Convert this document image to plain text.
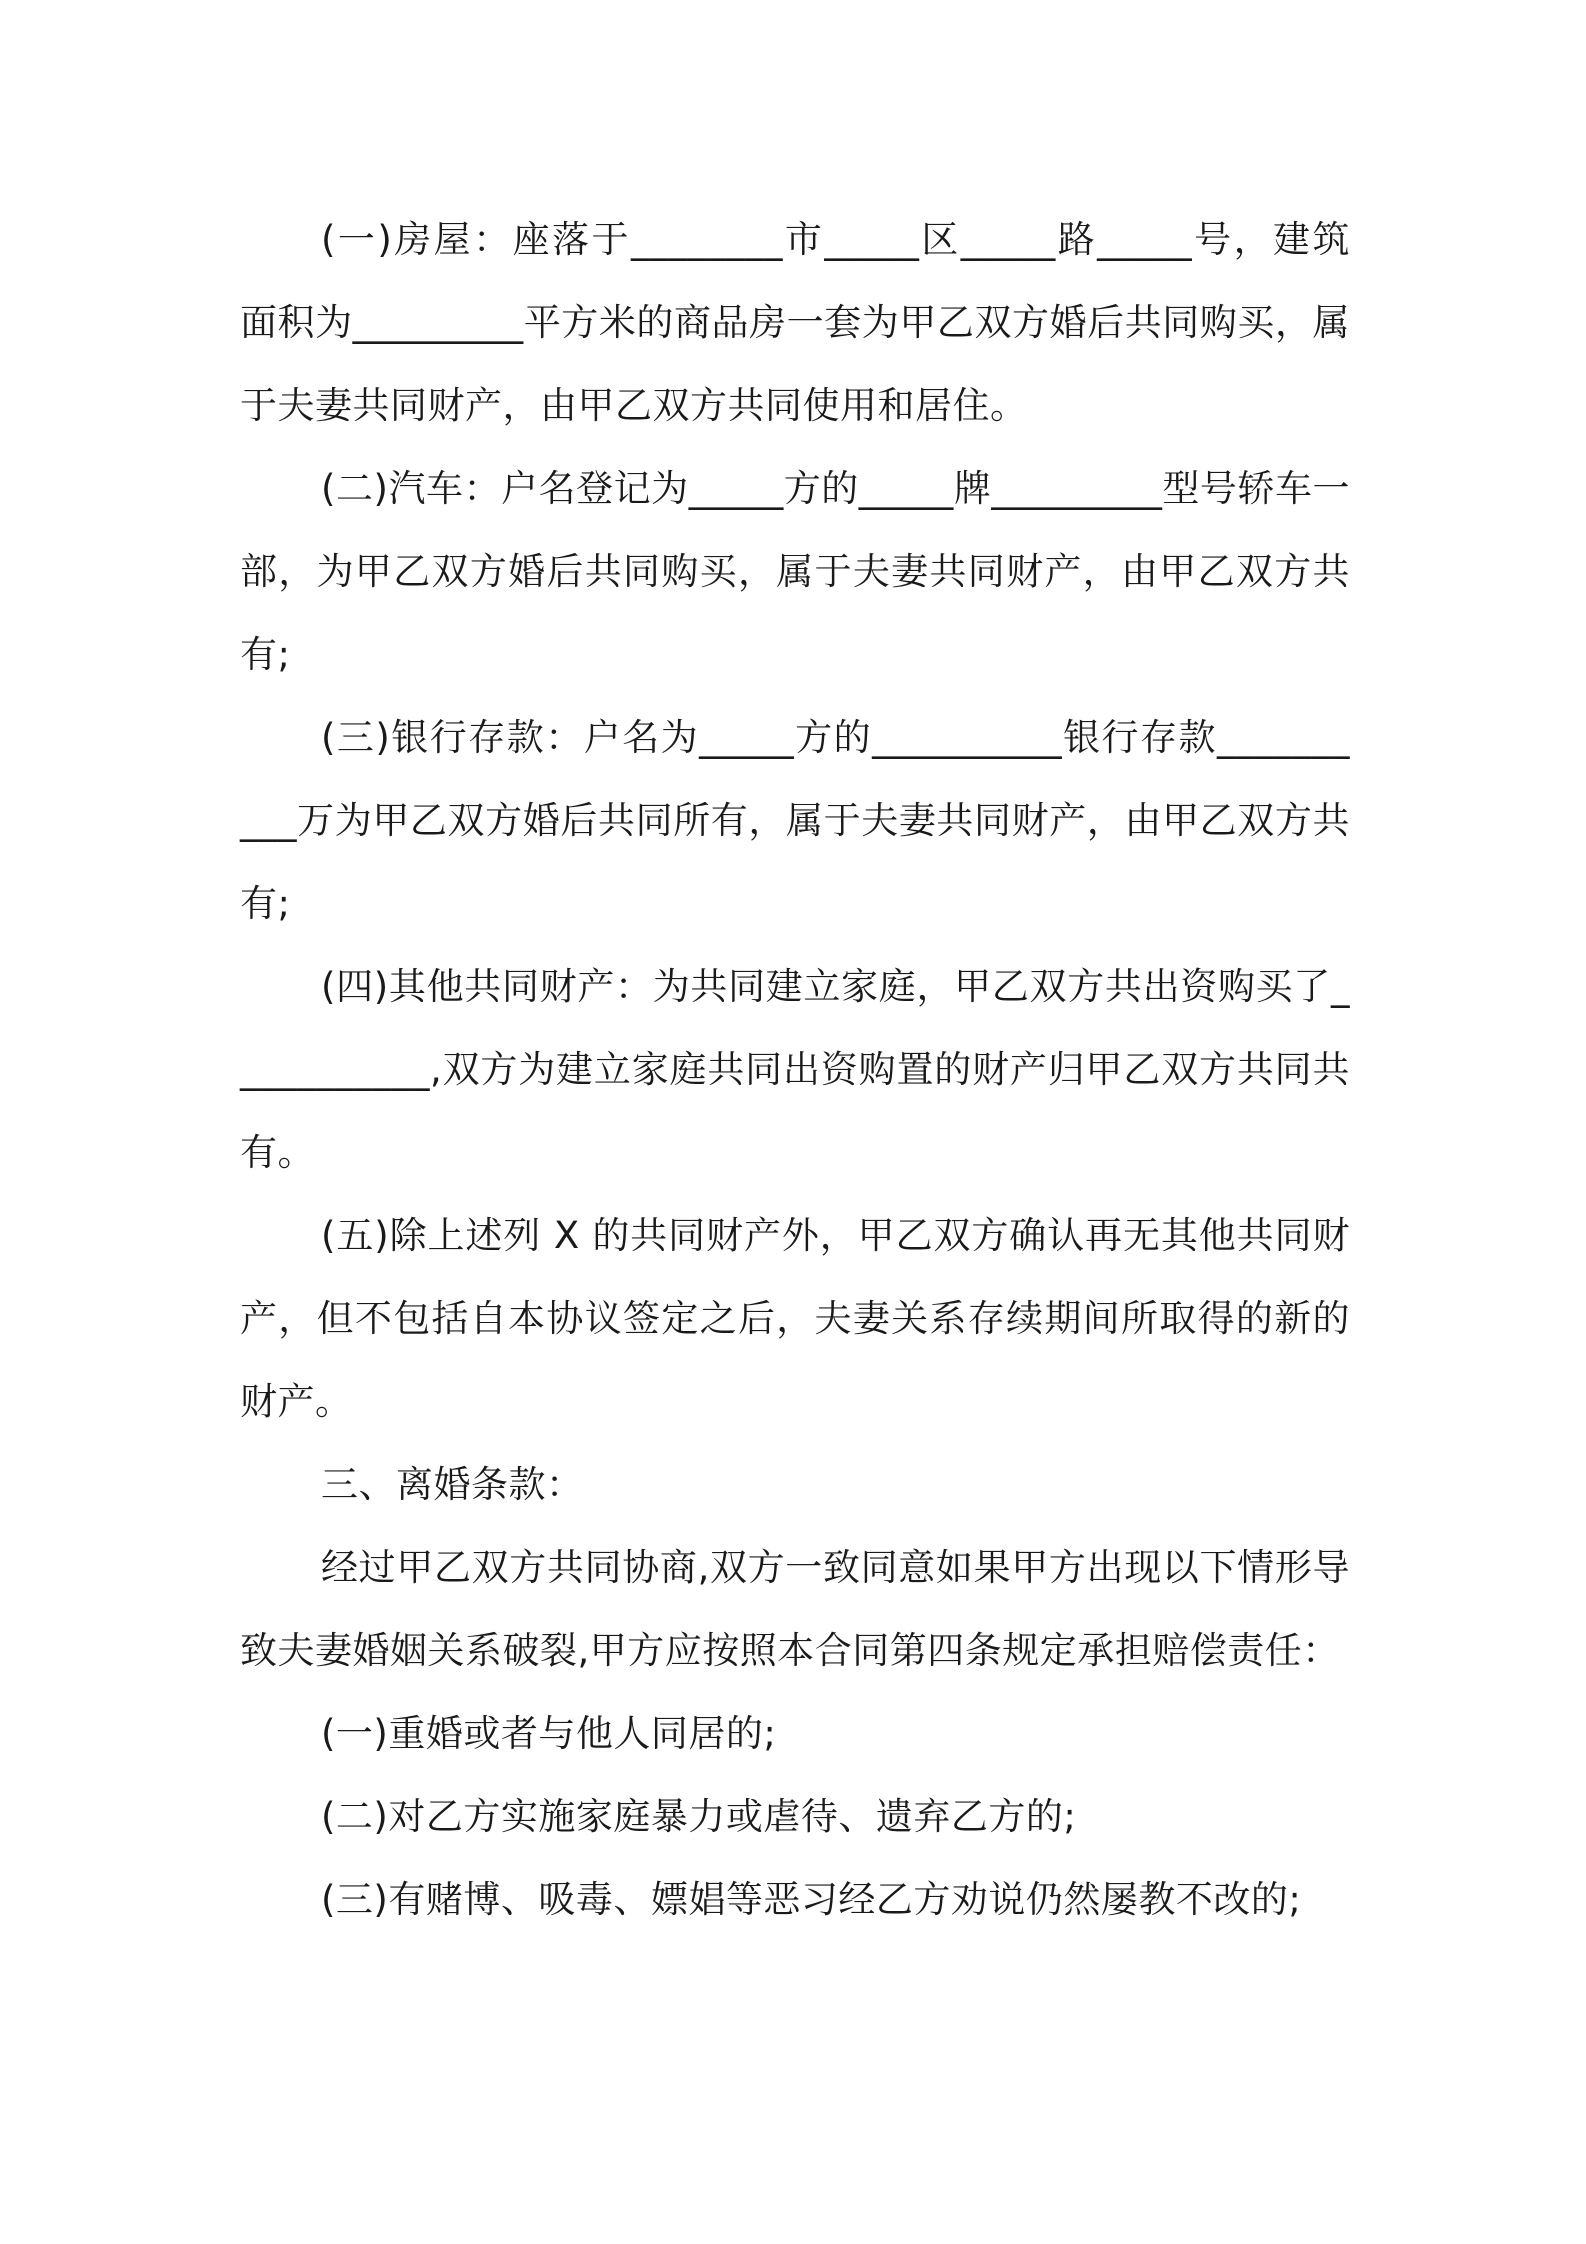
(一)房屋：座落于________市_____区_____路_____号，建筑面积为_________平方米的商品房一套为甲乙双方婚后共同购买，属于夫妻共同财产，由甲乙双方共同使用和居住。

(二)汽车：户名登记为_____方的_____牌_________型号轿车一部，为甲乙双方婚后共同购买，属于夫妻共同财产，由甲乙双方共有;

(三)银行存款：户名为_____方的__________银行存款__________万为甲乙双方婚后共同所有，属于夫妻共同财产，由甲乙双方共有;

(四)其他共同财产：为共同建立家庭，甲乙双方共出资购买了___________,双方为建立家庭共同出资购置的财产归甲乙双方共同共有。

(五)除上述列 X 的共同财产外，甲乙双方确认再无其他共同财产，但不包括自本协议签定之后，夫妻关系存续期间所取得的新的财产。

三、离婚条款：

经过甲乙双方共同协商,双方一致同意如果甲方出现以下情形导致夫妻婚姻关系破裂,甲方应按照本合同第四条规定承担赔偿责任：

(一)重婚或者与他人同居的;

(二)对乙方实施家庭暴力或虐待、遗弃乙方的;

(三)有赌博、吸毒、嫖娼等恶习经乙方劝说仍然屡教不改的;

========

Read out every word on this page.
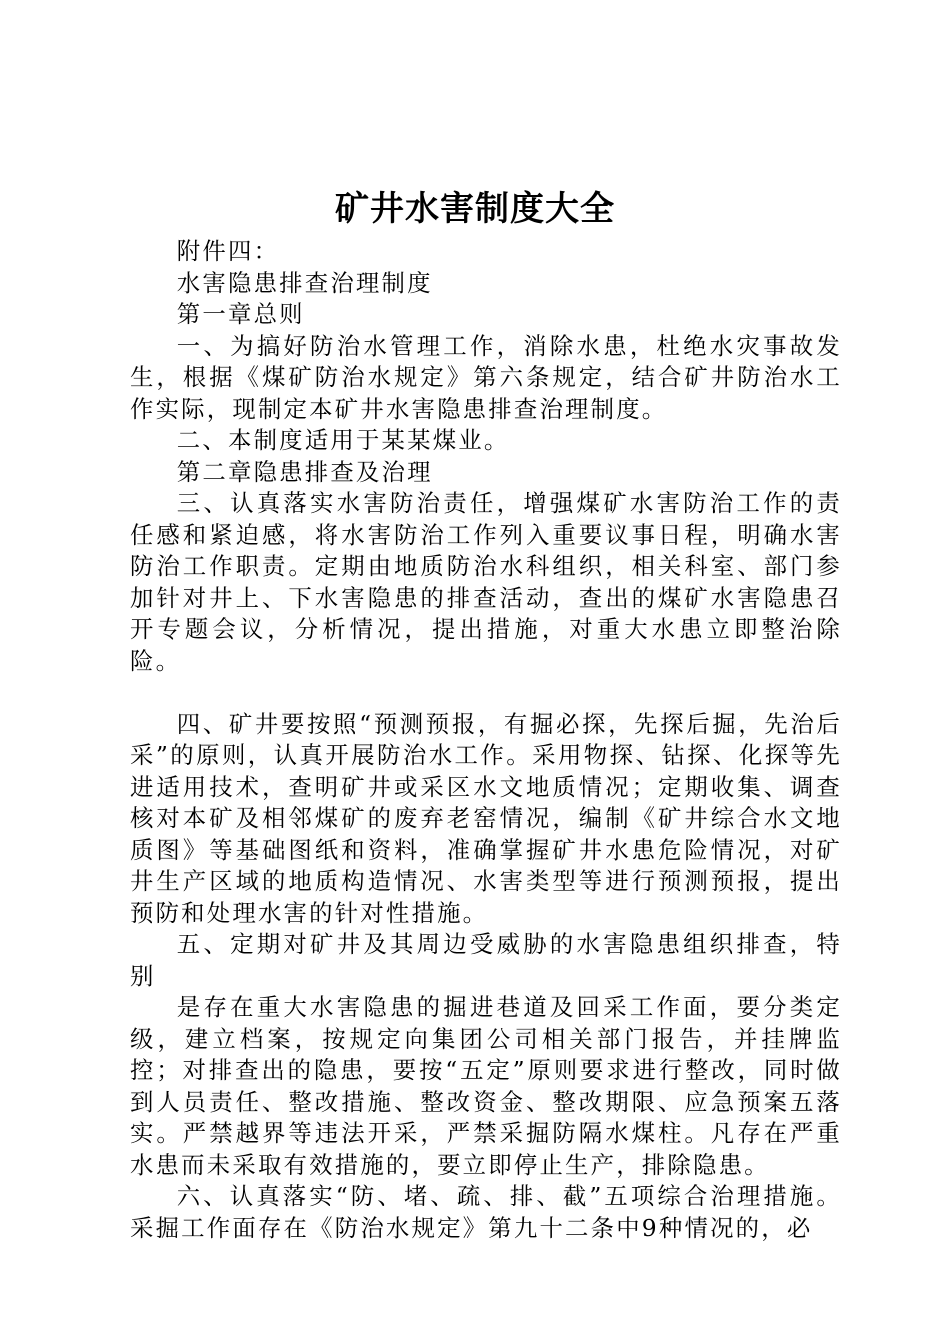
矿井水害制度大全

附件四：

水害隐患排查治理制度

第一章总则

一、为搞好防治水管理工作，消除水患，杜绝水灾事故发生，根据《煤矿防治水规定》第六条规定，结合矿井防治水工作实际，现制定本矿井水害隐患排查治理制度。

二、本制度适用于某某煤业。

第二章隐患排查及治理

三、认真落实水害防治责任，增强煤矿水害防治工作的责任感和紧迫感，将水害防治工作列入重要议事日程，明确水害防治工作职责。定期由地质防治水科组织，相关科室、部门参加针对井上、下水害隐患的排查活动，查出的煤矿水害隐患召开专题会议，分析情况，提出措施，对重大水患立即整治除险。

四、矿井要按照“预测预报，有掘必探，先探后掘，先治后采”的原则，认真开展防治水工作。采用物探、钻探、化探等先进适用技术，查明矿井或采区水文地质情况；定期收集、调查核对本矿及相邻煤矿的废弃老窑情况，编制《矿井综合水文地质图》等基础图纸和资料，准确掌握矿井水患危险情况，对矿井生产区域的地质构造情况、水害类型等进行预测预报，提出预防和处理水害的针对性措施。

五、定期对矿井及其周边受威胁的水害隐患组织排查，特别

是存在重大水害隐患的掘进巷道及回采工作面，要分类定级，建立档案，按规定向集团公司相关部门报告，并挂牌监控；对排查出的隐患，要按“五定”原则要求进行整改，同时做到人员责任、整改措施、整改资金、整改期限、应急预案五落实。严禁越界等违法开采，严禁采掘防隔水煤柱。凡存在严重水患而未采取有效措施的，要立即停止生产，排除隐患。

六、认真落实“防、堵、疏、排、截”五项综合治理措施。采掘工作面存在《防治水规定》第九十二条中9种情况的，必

========

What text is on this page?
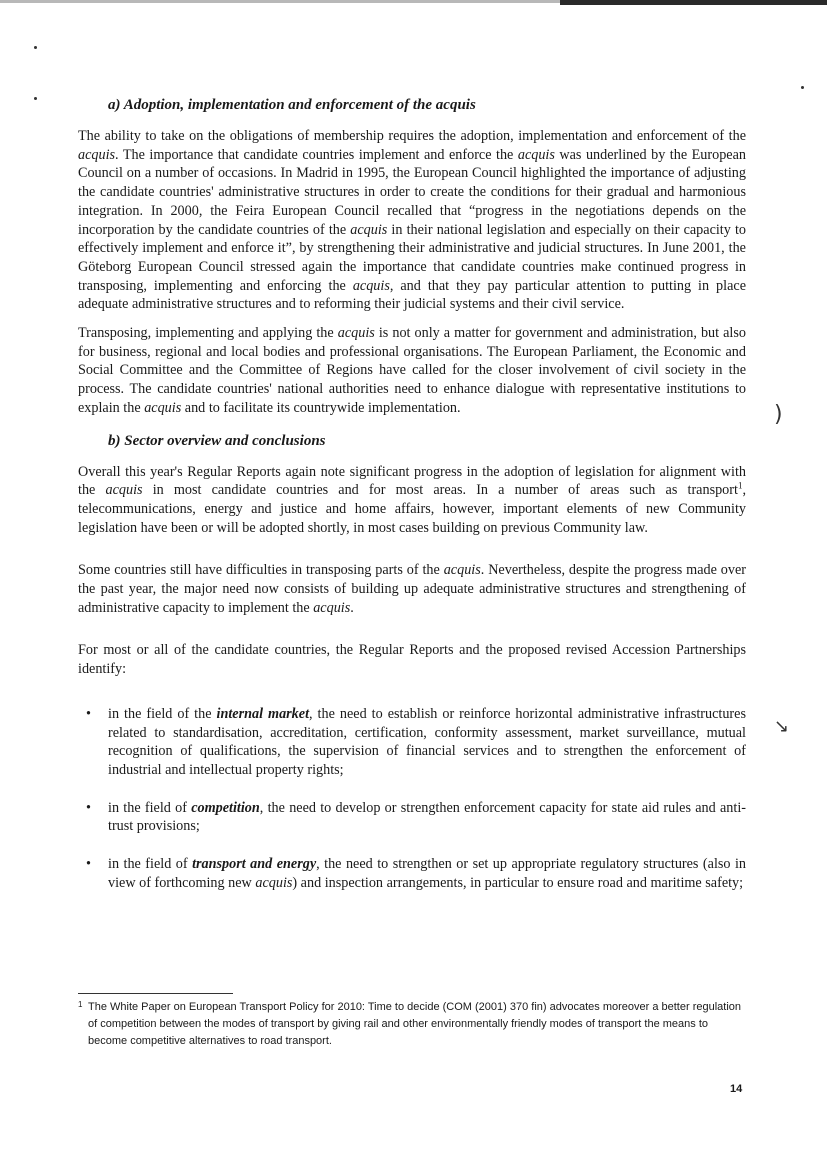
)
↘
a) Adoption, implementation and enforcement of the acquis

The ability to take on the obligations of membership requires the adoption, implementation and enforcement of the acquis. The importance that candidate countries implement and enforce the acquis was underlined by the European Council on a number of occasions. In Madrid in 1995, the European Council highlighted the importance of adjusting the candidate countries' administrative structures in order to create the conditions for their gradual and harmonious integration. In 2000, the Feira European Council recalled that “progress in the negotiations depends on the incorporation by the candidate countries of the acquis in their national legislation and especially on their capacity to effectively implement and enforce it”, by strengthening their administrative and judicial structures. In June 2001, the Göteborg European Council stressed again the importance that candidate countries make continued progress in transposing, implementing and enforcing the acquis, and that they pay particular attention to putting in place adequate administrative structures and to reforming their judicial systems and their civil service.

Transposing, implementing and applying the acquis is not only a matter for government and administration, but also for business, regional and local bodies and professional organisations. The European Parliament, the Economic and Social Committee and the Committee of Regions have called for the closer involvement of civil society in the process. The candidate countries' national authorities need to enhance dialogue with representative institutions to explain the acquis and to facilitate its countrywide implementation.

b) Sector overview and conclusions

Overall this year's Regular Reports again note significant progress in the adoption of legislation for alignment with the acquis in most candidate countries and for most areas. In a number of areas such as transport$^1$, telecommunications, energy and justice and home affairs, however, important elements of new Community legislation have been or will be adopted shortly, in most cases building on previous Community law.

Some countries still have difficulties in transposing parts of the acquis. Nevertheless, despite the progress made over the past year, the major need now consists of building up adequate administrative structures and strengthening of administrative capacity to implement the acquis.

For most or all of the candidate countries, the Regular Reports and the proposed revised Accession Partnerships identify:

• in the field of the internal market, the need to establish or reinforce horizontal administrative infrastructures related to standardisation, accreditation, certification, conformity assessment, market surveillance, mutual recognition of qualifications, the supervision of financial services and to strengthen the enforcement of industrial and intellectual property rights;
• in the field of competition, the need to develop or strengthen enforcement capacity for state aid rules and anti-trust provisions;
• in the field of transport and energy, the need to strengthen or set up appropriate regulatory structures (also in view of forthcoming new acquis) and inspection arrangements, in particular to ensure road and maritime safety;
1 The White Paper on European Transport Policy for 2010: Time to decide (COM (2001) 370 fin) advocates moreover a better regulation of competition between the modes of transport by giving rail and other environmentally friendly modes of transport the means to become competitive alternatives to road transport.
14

========

(TASK TO COMPLETE):
Locate the word "page" in the entries, and copy every line where it is found.

(ANSWER FOR THIS EXERCISE):
Read out every word on this page.
What text is on this page?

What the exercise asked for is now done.